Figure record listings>

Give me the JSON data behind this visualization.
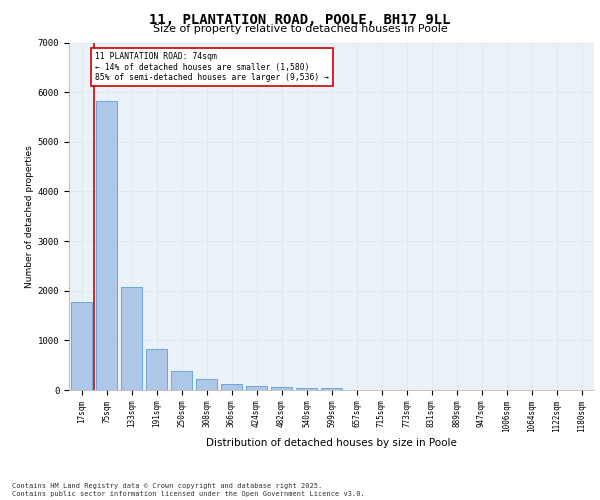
{
  "title_line1": "11, PLANTATION ROAD, POOLE, BH17 9LL",
  "title_line2": "Size of property relative to detached houses in Poole",
  "xlabel": "Distribution of detached houses by size in Poole",
  "ylabel": "Number of detached properties",
  "categories": [
    "17sqm",
    "75sqm",
    "133sqm",
    "191sqm",
    "250sqm",
    "308sqm",
    "366sqm",
    "424sqm",
    "482sqm",
    "540sqm",
    "599sqm",
    "657sqm",
    "715sqm",
    "773sqm",
    "831sqm",
    "889sqm",
    "947sqm",
    "1006sqm",
    "1064sqm",
    "1122sqm",
    "1180sqm"
  ],
  "values": [
    1780,
    5820,
    2080,
    820,
    380,
    220,
    130,
    90,
    70,
    50,
    50,
    0,
    0,
    0,
    0,
    0,
    0,
    0,
    0,
    0,
    0
  ],
  "bar_color": "#aec6e8",
  "bar_edge_color": "#5a9fd4",
  "marker_color": "#cc0000",
  "annotation_title": "11 PLANTATION ROAD: 74sqm",
  "annotation_line1": "← 14% of detached houses are smaller (1,580)",
  "annotation_line2": "85% of semi-detached houses are larger (9,536) →",
  "annotation_box_color": "#cc0000",
  "ylim": [
    0,
    7000
  ],
  "yticks": [
    0,
    1000,
    2000,
    3000,
    4000,
    5000,
    6000,
    7000
  ],
  "grid_color": "#dde8f0",
  "bg_color": "#eaf2f8",
  "footer_line1": "Contains HM Land Registry data © Crown copyright and database right 2025.",
  "footer_line2": "Contains public sector information licensed under the Open Government Licence v3.0."
}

WHAT IS BEING ASKED> Take the listing above and print it exactly, apart from the pictures.

TASK ANSWER>
Give me the JSON data behind this visualization.
{
  "title_line1": "11, PLANTATION ROAD, POOLE, BH17 9LL",
  "title_line2": "Size of property relative to detached houses in Poole",
  "xlabel": "Distribution of detached houses by size in Poole",
  "ylabel": "Number of detached properties",
  "categories": [
    "17sqm",
    "75sqm",
    "133sqm",
    "191sqm",
    "250sqm",
    "308sqm",
    "366sqm",
    "424sqm",
    "482sqm",
    "540sqm",
    "599sqm",
    "657sqm",
    "715sqm",
    "773sqm",
    "831sqm",
    "889sqm",
    "947sqm",
    "1006sqm",
    "1064sqm",
    "1122sqm",
    "1180sqm"
  ],
  "values": [
    1780,
    5820,
    2080,
    820,
    380,
    220,
    130,
    90,
    70,
    50,
    50,
    0,
    0,
    0,
    0,
    0,
    0,
    0,
    0,
    0,
    0
  ],
  "bar_color": "#aec6e8",
  "bar_edge_color": "#5a9fd4",
  "marker_color": "#cc0000",
  "annotation_title": "11 PLANTATION ROAD: 74sqm",
  "annotation_line1": "← 14% of detached houses are smaller (1,580)",
  "annotation_line2": "85% of semi-detached houses are larger (9,536) →",
  "annotation_box_color": "#cc0000",
  "ylim": [
    0,
    7000
  ],
  "yticks": [
    0,
    1000,
    2000,
    3000,
    4000,
    5000,
    6000,
    7000
  ],
  "grid_color": "#dde8f0",
  "bg_color": "#eaf2f8",
  "footer_line1": "Contains HM Land Registry data © Crown copyright and database right 2025.",
  "footer_line2": "Contains public sector information licensed under the Open Government Licence v3.0."
}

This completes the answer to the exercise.